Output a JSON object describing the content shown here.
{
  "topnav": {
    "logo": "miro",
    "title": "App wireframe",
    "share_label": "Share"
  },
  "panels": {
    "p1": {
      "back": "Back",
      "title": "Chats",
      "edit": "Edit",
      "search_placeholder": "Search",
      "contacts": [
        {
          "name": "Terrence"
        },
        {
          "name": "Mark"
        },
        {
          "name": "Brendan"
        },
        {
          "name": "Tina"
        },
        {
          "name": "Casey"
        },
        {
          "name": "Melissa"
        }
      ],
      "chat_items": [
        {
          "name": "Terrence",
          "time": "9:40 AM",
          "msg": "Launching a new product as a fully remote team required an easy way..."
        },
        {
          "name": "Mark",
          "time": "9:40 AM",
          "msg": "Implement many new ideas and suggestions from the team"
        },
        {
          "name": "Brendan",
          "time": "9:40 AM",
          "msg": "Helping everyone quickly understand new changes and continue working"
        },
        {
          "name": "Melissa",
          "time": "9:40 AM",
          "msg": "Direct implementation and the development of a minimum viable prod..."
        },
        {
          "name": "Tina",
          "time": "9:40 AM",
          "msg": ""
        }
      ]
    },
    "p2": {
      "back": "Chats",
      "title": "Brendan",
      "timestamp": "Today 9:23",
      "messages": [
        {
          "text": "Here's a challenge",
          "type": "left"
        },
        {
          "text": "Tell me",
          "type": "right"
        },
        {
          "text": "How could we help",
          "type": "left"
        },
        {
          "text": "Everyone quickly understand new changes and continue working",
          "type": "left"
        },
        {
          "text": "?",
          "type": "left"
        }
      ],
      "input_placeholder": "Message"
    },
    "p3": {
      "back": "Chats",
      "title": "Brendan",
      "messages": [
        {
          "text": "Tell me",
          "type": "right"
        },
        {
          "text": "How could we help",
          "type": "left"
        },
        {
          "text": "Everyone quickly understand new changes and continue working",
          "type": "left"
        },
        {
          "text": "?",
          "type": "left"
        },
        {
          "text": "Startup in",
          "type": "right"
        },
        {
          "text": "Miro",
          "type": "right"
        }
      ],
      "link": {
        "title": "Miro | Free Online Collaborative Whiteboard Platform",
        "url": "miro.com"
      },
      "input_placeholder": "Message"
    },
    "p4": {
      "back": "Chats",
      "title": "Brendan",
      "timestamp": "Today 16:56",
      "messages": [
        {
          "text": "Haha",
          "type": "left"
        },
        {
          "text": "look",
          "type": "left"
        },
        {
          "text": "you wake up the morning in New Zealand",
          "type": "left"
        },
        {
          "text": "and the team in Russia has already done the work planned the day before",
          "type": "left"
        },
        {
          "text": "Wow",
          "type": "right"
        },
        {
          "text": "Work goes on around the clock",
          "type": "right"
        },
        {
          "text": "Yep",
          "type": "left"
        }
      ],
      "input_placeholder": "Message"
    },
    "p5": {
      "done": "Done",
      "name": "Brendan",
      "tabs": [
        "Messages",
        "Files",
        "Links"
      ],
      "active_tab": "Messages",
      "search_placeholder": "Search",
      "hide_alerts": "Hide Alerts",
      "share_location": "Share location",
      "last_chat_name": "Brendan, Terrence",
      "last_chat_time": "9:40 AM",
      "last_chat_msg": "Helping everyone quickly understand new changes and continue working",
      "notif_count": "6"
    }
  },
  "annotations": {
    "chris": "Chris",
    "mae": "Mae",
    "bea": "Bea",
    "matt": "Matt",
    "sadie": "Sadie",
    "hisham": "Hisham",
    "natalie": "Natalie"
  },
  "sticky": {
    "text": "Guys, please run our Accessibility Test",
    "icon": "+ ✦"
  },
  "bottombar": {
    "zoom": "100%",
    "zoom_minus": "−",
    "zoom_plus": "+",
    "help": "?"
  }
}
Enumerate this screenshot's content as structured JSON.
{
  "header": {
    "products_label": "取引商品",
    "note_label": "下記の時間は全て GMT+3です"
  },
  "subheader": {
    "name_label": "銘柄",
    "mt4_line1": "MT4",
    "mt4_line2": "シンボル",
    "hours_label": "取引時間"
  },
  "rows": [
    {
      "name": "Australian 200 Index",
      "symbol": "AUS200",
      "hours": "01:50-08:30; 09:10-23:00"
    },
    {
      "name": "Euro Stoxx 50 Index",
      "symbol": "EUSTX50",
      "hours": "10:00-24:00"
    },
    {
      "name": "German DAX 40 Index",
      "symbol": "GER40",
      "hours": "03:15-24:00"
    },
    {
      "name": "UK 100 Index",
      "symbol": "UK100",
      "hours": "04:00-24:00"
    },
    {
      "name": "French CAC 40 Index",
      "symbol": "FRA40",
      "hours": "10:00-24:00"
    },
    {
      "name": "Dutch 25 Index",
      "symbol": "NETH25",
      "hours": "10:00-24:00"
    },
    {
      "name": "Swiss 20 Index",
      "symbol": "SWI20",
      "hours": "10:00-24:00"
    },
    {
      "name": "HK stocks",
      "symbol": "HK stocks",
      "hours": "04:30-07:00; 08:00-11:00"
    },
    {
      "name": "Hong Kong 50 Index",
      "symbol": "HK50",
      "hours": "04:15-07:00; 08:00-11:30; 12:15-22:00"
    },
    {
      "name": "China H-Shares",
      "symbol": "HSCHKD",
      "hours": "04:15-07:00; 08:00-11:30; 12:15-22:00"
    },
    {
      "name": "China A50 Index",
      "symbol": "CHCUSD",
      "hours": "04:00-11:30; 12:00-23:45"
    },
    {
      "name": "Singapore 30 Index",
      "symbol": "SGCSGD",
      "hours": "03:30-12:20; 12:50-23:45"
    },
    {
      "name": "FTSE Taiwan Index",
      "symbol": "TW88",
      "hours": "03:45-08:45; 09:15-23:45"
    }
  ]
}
::::::::
● **What you have to do**:
How many of the lines above include the string "China"? Answer with the number only.

● **Complete answer**:
2